**** DATA FOR REVIEW ****

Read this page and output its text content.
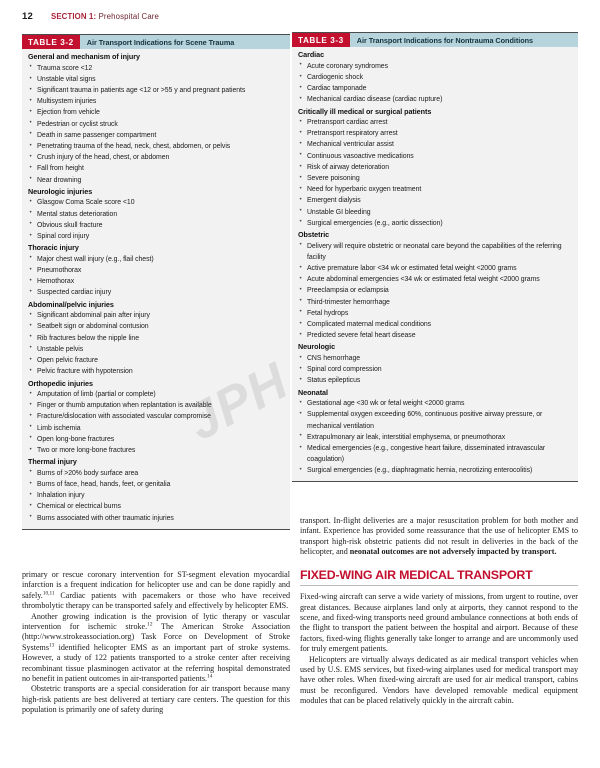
12 SECTION 1: Prehospital Care
TABLE 3-2	Air Transport Indications for Scene Trauma
General and mechanism of injury
• Trauma score <12
• Unstable vital signs
• Significant trauma in patients age <12 or >55 y and pregnant patients
• Multisystem injuries
• Ejection from vehicle
• Pedestrian or cyclist struck
• Death in same passenger compartment
• Penetrating trauma of the head, neck, chest, abdomen, or pelvis
• Crush injury of the head, chest, or abdomen
• Fall from height
• Near drowning
Neurologic injuries
• Glasgow Coma Scale score <10
• Mental status deterioration
• Obvious skull fracture
• Spinal cord injury
Thoracic injury
• Major chest wall injury (e.g., flail chest)
• Pneumothorax
• Hemothorax
• Suspected cardiac injury
Abdominal/pelvic injuries
• Significant abdominal pain after injury
• Seatbelt sign or abdominal contusion
• Rib fractures below the nipple line
• Unstable pelvis
• Open pelvic fracture
• Pelvic fracture with hypotension
Orthopedic injuries
• Amputation of limb (partial or complete)
• Finger or thumb amputation when replantation is available
• Fracture/dislocation with associated vascular compromise
• Limb ischemia
• Open long-bone fractures
• Two or more long-bone fractures
Thermal injury
• Burns of >20% body surface area
• Burns of face, head, hands, feet, or genitalia
• Inhalation injury
• Chemical or electrical burns
• Burns associated with other traumatic injuries
TABLE 3-3	Air Transport Indications for Nontrauma Conditions
Cardiac
• Acute coronary syndromes
• Cardiogenic shock
• Cardiac tamponade
• Mechanical cardiac disease (cardiac rupture)
Critically ill medical or surgical patients
• Pretransport cardiac arrest
• Pretransport respiratory arrest
• Mechanical ventricular assist
• Continuous vasoactive medications
• Risk of airway deterioration
• Severe poisoning
• Need for hyperbaric oxygen treatment
• Emergent dialysis
• Unstable GI bleeding
• Surgical emergencies (e.g., aortic dissection)
Obstetric
• Delivery will require obstetric or neonatal care beyond the capabilities of the referring facility
• Active premature labor <34 wk or estimated fetal weight <2000 grams
• Acute abdominal emergencies <34 wk or estimated fetal weight <2000 grams
• Preeclampsia or eclampsia
• Third-trimester hemorrhage
• Fetal hydrops
• Complicated maternal medical conditions
• Predicted severe fetal heart disease
Neurologic
• CNS hemorrhage
• Spinal cord compression
• Status epilepticus
Neonatal
• Gestational age <30 wk or fetal weight <2000 grams
• Supplemental oxygen exceeding 60%, continuous positive airway pressure, or mechanical ventilation
• Extrapulmonary air leak, interstitial emphysema, or pneumothorax
• Medical emergencies (e.g., congestive heart failure, disseminated intravascular coagulation)
• Surgical emergencies (e.g., diaphragmatic hernia, necrotizing enterocolitis)

primary or rescue coronary intervention for ST-segment elevation myocardial infarction is a frequent indication for helicopter use and can be done rapidly and safely.$^{10,11}$ Cardiac patients with pacemakers or those who have received thrombolytic therapy can be transported safely and effectively by helicopter EMS.

Another growing indication is the provision of lytic therapy or vascular intervention for ischemic stroke.$^{12}$ The American Stroke Association (http://www.strokeassociation.org) Task Force on Development of Stroke Systems$^{13}$ identified helicopter EMS as an important part of stroke systems. However, a study of 122 patients transported to a stroke center after receiving recombinant tissue plasminogen activator at the referring hospital demonstrated no benefit in patient outcomes in air-transported patients.$^{14}$

Obstetric transports are a special consideration for air transport because many high-risk patients are best delivered at tertiary care centers. The question for this population is primarily one of safety during

transport. In-flight deliveries are a major resuscitation problem for both mother and infant. Experience has provided some reassurance that the use of helicopter EMS to transport high-risk obstetric patients did not result in deliveries in the back of the helicopter, and neonatal outcomes are not adversely impacted by transport.

FIXED-WING AIR MEDICAL TRANSPORT

Fixed-wing aircraft can serve a wide variety of missions, from urgent to routine, over great distances. Because airplanes land only at airports, they cannot respond to the scene, and fixed-wing transports need ground ambulance connections at both ends of the flight to transport the patient between the hospital and airport. Because of these factors, fixed-wing flights generally take longer to arrange and are uncommonly used for truly emergent patients.

Helicopters are virtually always dedicated as air medical transport vehicles when used by U.S. EMS services, but fixed-wing airplanes used for medical transport may have other roles. When fixed-wing aircraft are used for air medical transport, cabins must be reconfigured. Vendors have developed removable medical equipment modules that can be placed relatively quickly in the aircraft cabin.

****

# TASK OBJECTIVE
Scan the material above for the word "pelvis". Copy each line where it occurs.

# COMPLETED TASK
• Penetrating trauma of the head, neck, chest, abdomen, or pelvis
• Unstable pelvis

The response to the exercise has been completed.